* _What you should do_
Below are the records. Gather each line that holds "casos".

Excerpts from a figure dataset
"""

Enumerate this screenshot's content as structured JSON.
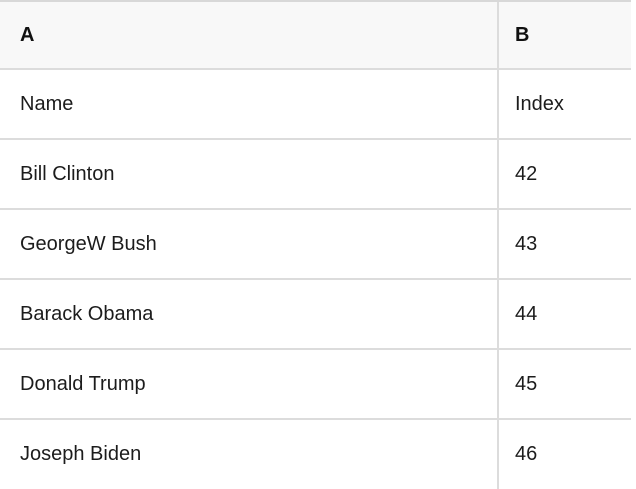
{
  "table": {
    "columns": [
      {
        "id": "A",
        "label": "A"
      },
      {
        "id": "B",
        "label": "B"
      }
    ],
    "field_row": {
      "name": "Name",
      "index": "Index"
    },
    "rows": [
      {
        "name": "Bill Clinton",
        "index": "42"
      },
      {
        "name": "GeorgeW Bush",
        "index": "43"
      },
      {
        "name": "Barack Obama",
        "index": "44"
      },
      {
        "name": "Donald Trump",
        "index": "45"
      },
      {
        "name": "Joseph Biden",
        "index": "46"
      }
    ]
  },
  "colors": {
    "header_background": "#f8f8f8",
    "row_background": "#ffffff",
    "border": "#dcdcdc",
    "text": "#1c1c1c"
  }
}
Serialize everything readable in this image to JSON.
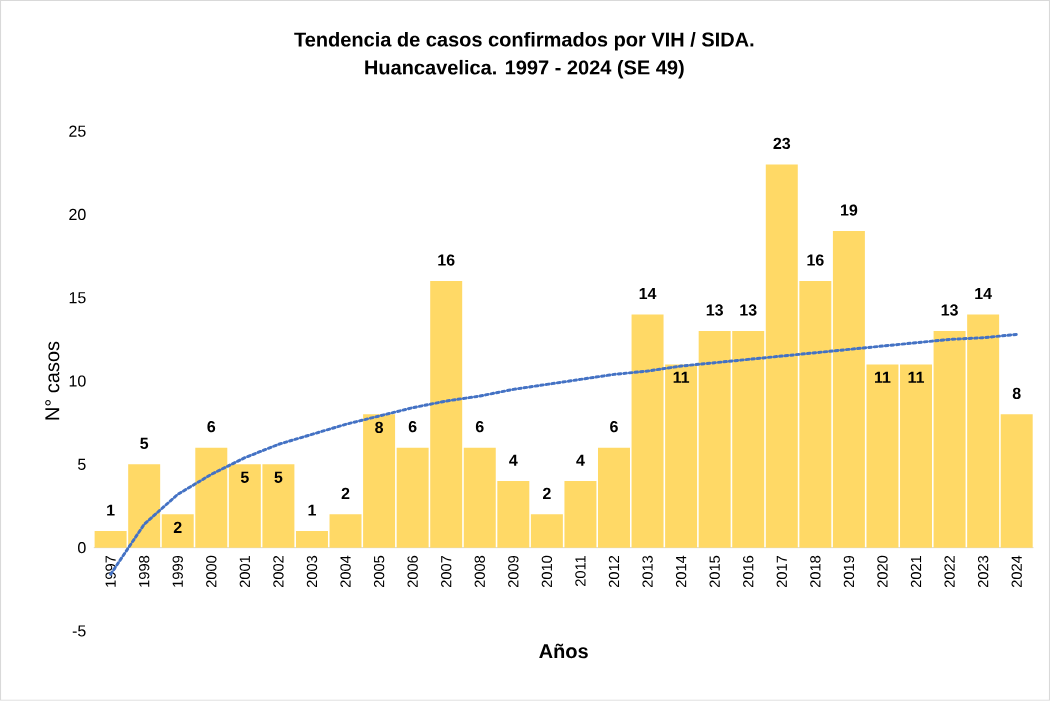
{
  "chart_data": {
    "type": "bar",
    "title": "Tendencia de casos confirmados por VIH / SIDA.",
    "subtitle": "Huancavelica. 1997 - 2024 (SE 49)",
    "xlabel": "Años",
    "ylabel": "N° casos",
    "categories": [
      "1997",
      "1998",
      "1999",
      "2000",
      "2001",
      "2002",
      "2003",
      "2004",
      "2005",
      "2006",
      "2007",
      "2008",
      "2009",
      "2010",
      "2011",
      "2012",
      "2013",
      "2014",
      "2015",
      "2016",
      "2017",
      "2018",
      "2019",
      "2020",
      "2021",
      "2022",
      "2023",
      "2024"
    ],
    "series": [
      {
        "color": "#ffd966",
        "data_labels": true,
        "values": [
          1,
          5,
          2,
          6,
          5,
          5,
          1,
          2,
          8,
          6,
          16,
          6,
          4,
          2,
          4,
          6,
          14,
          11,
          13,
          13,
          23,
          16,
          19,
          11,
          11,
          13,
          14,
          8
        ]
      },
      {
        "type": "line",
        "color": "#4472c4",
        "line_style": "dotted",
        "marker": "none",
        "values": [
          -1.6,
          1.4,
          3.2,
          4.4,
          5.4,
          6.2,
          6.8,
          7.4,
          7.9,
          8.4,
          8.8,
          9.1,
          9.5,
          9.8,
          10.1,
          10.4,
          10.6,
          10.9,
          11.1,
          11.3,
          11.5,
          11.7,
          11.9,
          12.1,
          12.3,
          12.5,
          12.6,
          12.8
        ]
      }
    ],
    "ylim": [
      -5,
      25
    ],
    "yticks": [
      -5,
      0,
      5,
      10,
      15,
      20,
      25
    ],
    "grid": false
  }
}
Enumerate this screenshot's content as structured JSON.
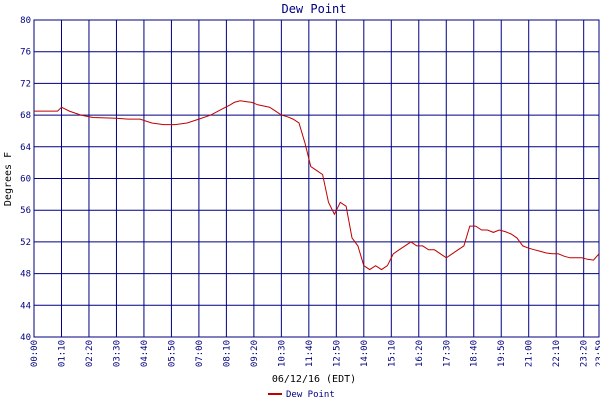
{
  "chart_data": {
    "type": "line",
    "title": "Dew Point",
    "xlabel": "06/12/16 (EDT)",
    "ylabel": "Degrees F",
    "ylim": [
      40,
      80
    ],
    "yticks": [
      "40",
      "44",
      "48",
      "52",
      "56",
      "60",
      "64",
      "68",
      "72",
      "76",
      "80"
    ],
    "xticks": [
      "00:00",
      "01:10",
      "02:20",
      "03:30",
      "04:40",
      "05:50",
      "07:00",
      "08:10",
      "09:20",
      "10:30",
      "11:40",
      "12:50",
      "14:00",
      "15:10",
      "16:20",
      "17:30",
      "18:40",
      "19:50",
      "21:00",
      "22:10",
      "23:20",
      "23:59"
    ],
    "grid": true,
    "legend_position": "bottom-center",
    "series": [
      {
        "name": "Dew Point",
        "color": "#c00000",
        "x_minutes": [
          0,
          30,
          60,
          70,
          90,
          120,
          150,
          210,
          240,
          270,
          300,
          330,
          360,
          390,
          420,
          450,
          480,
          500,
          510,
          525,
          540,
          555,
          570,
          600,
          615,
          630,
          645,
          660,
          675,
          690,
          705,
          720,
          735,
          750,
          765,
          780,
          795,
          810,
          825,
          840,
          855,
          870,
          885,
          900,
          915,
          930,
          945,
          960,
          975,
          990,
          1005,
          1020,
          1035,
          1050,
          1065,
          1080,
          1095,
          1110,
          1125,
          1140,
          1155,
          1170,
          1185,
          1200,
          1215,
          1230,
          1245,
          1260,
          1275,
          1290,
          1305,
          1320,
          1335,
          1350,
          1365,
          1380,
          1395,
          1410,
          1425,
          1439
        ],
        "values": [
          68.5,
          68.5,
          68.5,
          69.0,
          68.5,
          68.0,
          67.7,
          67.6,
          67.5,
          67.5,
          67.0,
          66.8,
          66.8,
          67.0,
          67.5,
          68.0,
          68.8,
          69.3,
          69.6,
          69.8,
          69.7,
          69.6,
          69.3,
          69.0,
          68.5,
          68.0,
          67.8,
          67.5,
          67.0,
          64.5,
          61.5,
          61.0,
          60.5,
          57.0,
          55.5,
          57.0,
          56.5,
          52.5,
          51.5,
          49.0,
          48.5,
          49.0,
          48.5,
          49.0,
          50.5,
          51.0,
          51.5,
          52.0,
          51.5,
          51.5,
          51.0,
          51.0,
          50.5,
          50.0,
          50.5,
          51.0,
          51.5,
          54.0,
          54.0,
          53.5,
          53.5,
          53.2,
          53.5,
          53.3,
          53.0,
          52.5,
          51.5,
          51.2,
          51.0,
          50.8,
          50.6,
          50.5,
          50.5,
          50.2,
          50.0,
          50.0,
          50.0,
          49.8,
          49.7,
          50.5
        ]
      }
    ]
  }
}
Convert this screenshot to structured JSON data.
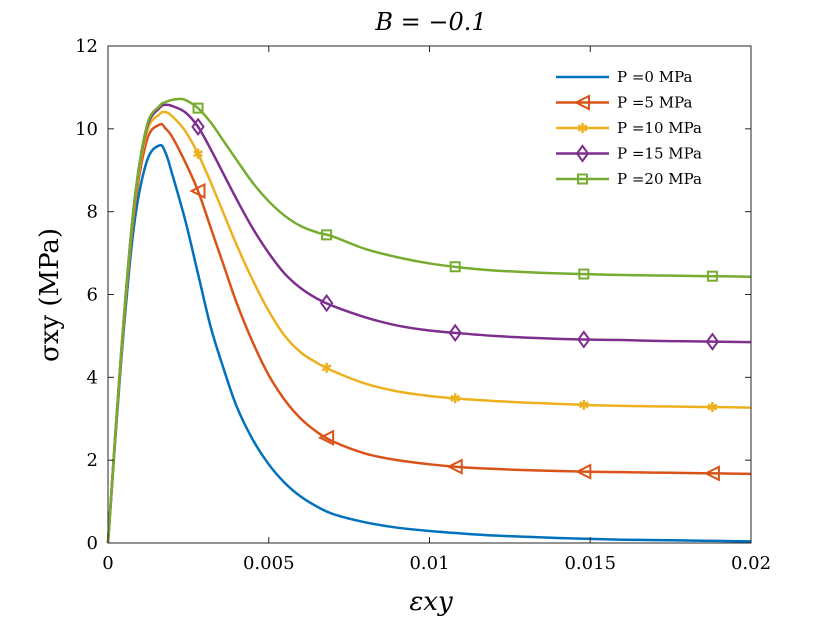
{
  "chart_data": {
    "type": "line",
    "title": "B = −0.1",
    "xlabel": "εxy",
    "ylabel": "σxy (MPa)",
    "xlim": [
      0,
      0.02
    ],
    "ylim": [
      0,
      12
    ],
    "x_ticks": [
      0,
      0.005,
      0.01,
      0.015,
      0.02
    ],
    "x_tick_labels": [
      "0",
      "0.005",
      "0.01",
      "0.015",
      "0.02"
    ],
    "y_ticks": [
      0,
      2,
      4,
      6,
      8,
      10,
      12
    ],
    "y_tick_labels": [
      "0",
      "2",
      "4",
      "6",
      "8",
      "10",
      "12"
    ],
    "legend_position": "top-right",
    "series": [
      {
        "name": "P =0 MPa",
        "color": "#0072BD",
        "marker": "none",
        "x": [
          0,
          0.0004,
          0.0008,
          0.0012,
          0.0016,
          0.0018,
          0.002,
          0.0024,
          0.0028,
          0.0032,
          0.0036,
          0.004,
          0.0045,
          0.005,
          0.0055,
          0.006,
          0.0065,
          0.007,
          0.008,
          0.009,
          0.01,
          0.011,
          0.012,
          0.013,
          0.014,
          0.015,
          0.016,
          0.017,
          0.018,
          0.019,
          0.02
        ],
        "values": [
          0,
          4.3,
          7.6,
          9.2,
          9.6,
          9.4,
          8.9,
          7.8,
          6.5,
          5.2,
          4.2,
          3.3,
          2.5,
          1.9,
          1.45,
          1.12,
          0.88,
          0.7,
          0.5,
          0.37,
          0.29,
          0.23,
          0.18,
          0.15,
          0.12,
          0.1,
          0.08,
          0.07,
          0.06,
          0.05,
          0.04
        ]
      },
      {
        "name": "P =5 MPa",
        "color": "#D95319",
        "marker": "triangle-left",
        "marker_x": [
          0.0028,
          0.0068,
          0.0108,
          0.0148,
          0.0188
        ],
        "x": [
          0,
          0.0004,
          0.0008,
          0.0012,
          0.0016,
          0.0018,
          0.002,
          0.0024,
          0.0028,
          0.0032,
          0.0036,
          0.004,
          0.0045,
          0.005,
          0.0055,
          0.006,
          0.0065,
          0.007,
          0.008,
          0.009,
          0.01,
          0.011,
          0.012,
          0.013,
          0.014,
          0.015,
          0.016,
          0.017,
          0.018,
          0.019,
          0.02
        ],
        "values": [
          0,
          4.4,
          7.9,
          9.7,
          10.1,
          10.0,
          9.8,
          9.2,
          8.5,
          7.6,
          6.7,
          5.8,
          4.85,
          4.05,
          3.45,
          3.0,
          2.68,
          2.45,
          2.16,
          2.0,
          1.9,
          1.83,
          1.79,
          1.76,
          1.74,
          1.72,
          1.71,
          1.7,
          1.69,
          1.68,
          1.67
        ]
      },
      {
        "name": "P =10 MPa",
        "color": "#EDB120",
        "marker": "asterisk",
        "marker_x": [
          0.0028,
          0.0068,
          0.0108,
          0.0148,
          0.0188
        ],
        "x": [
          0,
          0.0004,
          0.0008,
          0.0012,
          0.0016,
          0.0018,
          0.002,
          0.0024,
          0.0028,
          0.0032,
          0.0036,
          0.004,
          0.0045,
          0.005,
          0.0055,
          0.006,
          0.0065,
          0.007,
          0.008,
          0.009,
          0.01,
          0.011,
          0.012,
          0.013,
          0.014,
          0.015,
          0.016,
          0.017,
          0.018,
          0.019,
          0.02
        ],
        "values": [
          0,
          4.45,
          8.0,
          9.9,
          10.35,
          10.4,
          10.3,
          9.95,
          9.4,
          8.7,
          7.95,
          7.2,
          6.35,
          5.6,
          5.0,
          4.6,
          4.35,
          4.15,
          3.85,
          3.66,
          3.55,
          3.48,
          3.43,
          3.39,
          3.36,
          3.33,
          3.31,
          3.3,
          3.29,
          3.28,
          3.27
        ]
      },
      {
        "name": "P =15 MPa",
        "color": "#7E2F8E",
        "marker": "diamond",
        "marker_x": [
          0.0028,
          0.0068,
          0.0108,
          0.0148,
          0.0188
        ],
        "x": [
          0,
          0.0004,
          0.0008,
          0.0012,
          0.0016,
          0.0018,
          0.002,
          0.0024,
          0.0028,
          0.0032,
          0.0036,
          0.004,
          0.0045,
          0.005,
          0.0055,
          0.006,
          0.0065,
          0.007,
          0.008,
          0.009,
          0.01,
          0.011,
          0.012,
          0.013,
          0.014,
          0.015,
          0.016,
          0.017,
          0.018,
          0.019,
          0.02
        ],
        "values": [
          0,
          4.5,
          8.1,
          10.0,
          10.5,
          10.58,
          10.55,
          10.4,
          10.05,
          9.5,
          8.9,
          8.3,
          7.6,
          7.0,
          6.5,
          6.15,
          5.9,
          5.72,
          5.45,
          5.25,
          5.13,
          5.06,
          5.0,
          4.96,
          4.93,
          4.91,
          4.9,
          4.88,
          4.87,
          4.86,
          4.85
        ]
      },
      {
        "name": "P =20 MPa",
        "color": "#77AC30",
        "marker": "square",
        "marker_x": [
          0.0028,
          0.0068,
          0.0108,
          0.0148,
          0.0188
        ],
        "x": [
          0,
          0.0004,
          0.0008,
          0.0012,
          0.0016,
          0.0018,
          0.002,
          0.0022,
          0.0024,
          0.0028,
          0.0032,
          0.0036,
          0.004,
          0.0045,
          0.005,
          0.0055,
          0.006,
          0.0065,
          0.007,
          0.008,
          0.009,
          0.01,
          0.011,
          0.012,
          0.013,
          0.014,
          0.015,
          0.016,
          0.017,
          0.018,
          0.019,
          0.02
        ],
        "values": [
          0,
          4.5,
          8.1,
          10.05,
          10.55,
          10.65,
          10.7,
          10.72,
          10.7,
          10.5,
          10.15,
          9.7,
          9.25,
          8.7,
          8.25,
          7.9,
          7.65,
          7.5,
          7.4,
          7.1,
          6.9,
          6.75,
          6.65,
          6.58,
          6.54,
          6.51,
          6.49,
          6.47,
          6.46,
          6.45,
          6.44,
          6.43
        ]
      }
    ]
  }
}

"""

* _Problem solution_
    "title": "Tendencia de casos confirmados por VIH / SIDA.",
    "ylabel": "N° casos",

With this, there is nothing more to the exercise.